Figure data in JSON:
:::::

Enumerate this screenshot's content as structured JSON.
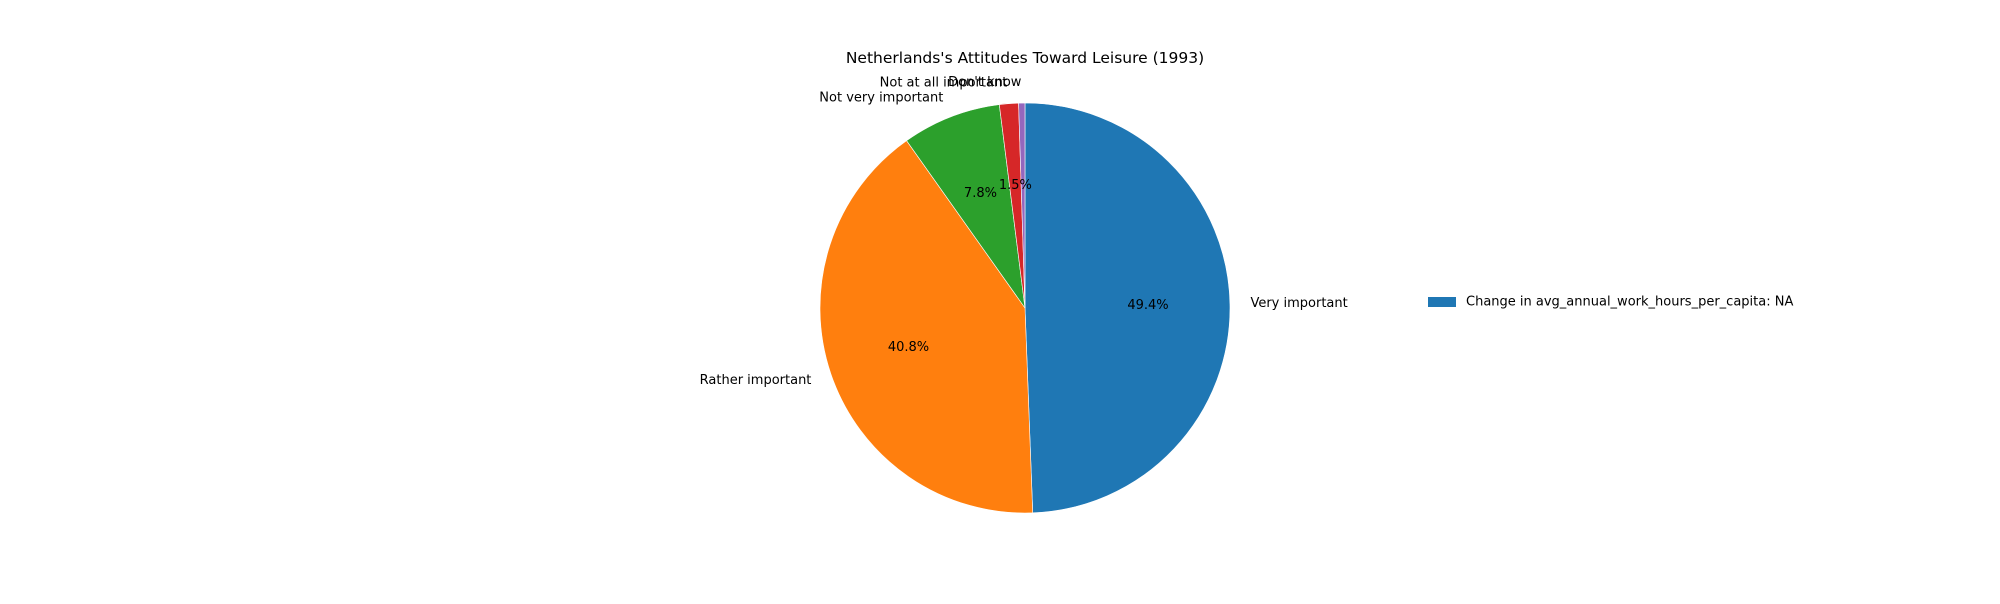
{
  "chart_data": {
    "type": "pie",
    "title": "Netherlands's Attitudes Toward Leisure (1993)",
    "slices": [
      {
        "label": "Very important",
        "value": 49.4,
        "pct_label": "49.4%",
        "color": "#1f77b4"
      },
      {
        "label": "Rather important",
        "value": 40.8,
        "pct_label": "40.8%",
        "color": "#ff7f0e"
      },
      {
        "label": "Not very important",
        "value": 7.8,
        "pct_label": "7.8%",
        "color": "#2ca02c"
      },
      {
        "label": "Not at all important",
        "value": 1.5,
        "pct_label": "1.5%",
        "color": "#d62728"
      },
      {
        "label": "Don't know",
        "value": 0.5,
        "pct_label": "",
        "color": "#9467bd"
      }
    ],
    "start_angle_deg": 90,
    "direction": "clockwise",
    "legend": {
      "entries": [
        {
          "label": "Change in avg_annual_work_hours_per_capita: NA",
          "color": "#1f77b4"
        }
      ],
      "placement": "right"
    }
  }
}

:::::

* SET EXERCISE
All entries must be written out again exactly as given, with no pictures in the copy.

* FULL RESPONSE
Enumerate this screenshot's content as structured JSON.
{
  "chart_data": {
    "type": "pie",
    "title": "Netherlands's Attitudes Toward Leisure (1993)",
    "slices": [
      {
        "label": "Very important",
        "value": 49.4,
        "pct_label": "49.4%",
        "color": "#1f77b4"
      },
      {
        "label": "Rather important",
        "value": 40.8,
        "pct_label": "40.8%",
        "color": "#ff7f0e"
      },
      {
        "label": "Not very important",
        "value": 7.8,
        "pct_label": "7.8%",
        "color": "#2ca02c"
      },
      {
        "label": "Not at all important",
        "value": 1.5,
        "pct_label": "1.5%",
        "color": "#d62728"
      },
      {
        "label": "Don't know",
        "value": 0.5,
        "pct_label": "",
        "color": "#9467bd"
      }
    ],
    "start_angle_deg": 90,
    "direction": "clockwise",
    "legend": {
      "entries": [
        {
          "label": "Change in avg_annual_work_hours_per_capita: NA",
          "color": "#1f77b4"
        }
      ],
      "placement": "right"
    }
  }
}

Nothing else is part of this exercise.